» **TASK STATEMENT**
Copy out each line featuring the string "title" from the entries beneath.

» **RECORD EXCERPTS**

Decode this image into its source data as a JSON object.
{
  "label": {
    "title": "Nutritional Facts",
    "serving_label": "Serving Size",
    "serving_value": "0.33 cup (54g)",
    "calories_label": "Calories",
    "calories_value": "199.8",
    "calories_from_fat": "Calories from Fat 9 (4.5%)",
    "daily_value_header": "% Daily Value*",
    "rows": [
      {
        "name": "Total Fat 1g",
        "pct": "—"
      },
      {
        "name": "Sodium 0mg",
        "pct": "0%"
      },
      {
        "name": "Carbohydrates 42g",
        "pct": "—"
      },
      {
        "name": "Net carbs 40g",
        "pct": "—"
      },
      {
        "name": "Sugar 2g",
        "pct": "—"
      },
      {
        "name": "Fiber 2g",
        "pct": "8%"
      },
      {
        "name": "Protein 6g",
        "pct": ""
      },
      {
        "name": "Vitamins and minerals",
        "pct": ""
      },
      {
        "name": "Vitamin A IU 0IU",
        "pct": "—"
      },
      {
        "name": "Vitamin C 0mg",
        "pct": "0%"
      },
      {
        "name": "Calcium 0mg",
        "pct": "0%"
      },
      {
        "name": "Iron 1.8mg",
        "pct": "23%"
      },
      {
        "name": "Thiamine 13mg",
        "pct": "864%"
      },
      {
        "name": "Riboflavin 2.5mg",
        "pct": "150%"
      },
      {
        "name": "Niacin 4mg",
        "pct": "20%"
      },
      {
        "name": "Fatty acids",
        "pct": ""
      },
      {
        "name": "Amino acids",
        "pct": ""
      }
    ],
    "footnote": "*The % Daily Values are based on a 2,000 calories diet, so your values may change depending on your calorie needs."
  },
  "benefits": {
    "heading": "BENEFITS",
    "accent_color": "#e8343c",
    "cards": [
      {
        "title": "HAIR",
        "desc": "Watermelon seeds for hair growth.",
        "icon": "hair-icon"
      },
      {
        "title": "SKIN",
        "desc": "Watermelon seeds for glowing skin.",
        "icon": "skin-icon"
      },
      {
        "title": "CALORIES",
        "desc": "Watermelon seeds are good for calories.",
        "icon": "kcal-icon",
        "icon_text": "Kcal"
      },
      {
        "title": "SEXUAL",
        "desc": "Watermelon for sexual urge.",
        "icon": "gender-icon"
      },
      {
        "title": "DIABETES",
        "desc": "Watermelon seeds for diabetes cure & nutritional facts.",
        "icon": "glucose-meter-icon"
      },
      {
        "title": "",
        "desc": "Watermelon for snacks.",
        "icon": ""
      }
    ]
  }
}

» **ANSWER AREA**
    "title": "Nutritional Facts",
        "title": "HAIR",
        "title": "SKIN",
        "title": "CALORIES",
        "title": "SEXUAL",
        "title": "DIABETES",
        "title": "",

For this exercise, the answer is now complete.